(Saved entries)
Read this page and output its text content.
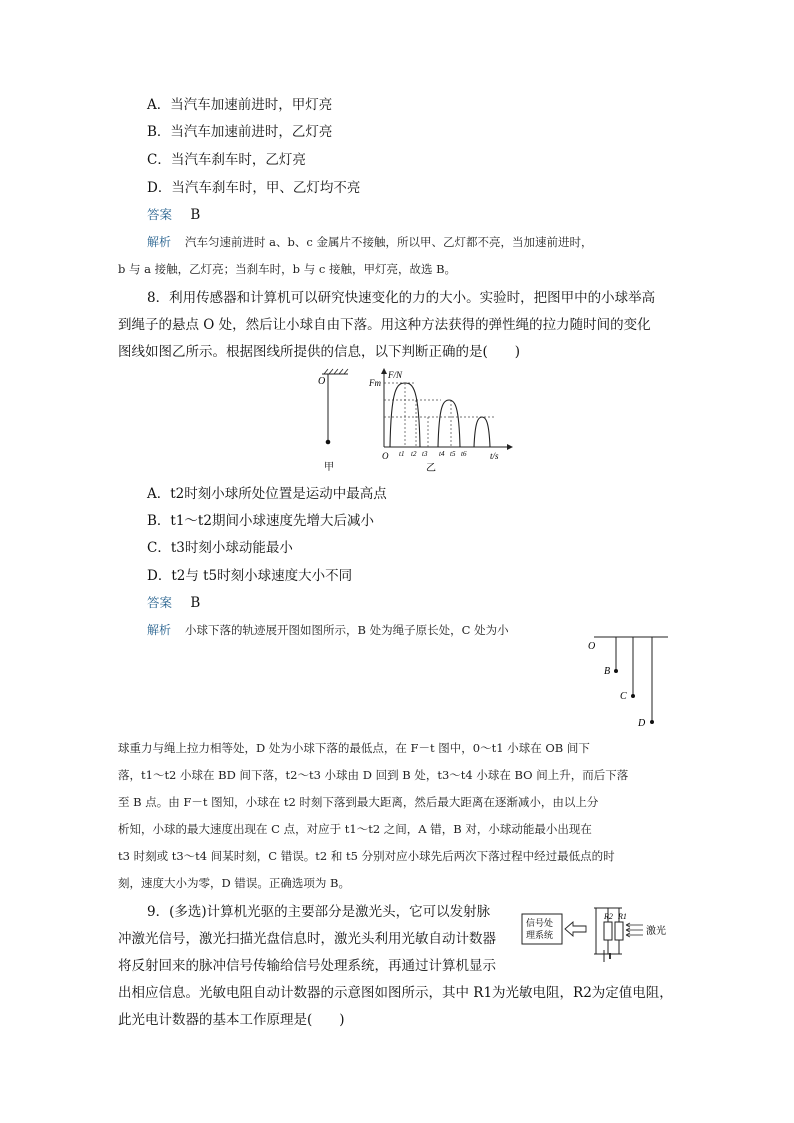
A．当汽车加速前进时，甲灯亮
B．当汽车加速前进时，乙灯亮
C．当汽车刹车时，乙灯亮
D．当汽车刹车时，甲、乙灯均不亮
答案 B
解析 汽车匀速前进时 a、b、c 金属片不接触，所以甲、乙灯都不亮，当加速前进时，
b 与 a 接触，乙灯亮；当刹车时，b 与 c 接触，甲灯亮，故选 B。
8．利用传感器和计算机可以研究快速变化的力的大小。实验时，把图甲中的小球举高
到绳子的悬点 O 处，然后让小球自由下落。用这种方法获得的弹性绳的拉力随时间的变化
图线如图乙所示。根据图线所提供的信息，以下判断正确的是(　　)
O
甲
F/N
Fm
O	t/s
t1 t2 t3 t4 t5 t6
乙
A．t2时刻小球所处位置是运动中最高点
B．t1～t2期间小球速度先增大后减小
C．t3时刻小球动能最小
D．t2与 t5时刻小球速度大小不同
答案 B
解析 小球下落的轨迹展开图如图所示，B 处为绳子原长处，C 处为小
O
B
C
D
球重力与绳上拉力相等处，D 处为小球下落的最低点，在 F－t 图中，0～t1 小球在 OB 间下
落，t1～t2 小球在 BD 间下落，t2～t3 小球由 D 回到 B 处，t3～t4 小球在 BO 间上升，而后下落
至 B 点。由 F－t 图知，小球在 t2 时刻下落到最大距离，然后最大距离在逐渐减小，由以上分
析知，小球的最大速度出现在 C 点，对应于 t1～t2 之间，A 错，B 对，小球动能最小出现在
t3 时刻或 t3～t4 间某时刻，C 错误。t2 和 t5 分别对应小球先后两次下落过程中经过最低点的时
刻，速度大小为零，D 错误。正确选项为 B。
9．(多选)计算机光驱的主要部分是激光头，它可以发射脉
冲激光信号，激光扫描光盘信息时，激光头利用光敏自动计数器
将反射回来的脉冲信号传输给信号处理系统，再通过计算机显示
出相应信息。光敏电阻自动计数器的示意图如图所示，其中 R1为光敏电阻，R2为定值电阻，
此光电计数器的基本工作原理是(　　)
信号处
理系统
R2 R1
激光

## Challenge
Write out again every line above exactly as given; the pictures do not belong in the copy.

## Full output
Read this page and output its text content.
A．当汽车加速前进时，甲灯亮
B．当汽车加速前进时，乙灯亮
C．当汽车刹车时，乙灯亮
D．当汽车刹车时，甲、乙灯均不亮
答案 B
解析 汽车匀速前进时 a、b、c 金属片不接触，所以甲、乙灯都不亮，当加速前进时，
b 与 a 接触，乙灯亮；当刹车时，b 与 c 接触，甲灯亮，故选 B。
8．利用传感器和计算机可以研究快速变化的力的大小。实验时，把图甲中的小球举高
到绳子的悬点 O 处，然后让小球自由下落。用这种方法获得的弹性绳的拉力随时间的变化
图线如图乙所示。根据图线所提供的信息，以下判断正确的是(　　)
O
甲
F/N
Fm
O	t/s
t1 t2 t3 t4 t5 t6
乙
A．t2时刻小球所处位置是运动中最高点
B．t1～t2期间小球速度先增大后减小
C．t3时刻小球动能最小
D．t2与 t5时刻小球速度大小不同
答案 B
解析 小球下落的轨迹展开图如图所示，B 处为绳子原长处，C 处为小
O
B
C
D
球重力与绳上拉力相等处，D 处为小球下落的最低点，在 F－t 图中，0～t1 小球在 OB 间下
落，t1～t2 小球在 BD 间下落，t2～t3 小球由 D 回到 B 处，t3～t4 小球在 BO 间上升，而后下落
至 B 点。由 F－t 图知，小球在 t2 时刻下落到最大距离，然后最大距离在逐渐减小，由以上分
析知，小球的最大速度出现在 C 点，对应于 t1～t2 之间，A 错，B 对，小球动能最小出现在
t3 时刻或 t3～t4 间某时刻，C 错误。t2 和 t5 分别对应小球先后两次下落过程中经过最低点的时
刻，速度大小为零，D 错误。正确选项为 B。
9．(多选)计算机光驱的主要部分是激光头，它可以发射脉
冲激光信号，激光扫描光盘信息时，激光头利用光敏自动计数器
将反射回来的脉冲信号传输给信号处理系统，再通过计算机显示
出相应信息。光敏电阻自动计数器的示意图如图所示，其中 R1为光敏电阻，R2为定值电阻，
此光电计数器的基本工作原理是(　　)
信号处
理系统
R2 R1
激光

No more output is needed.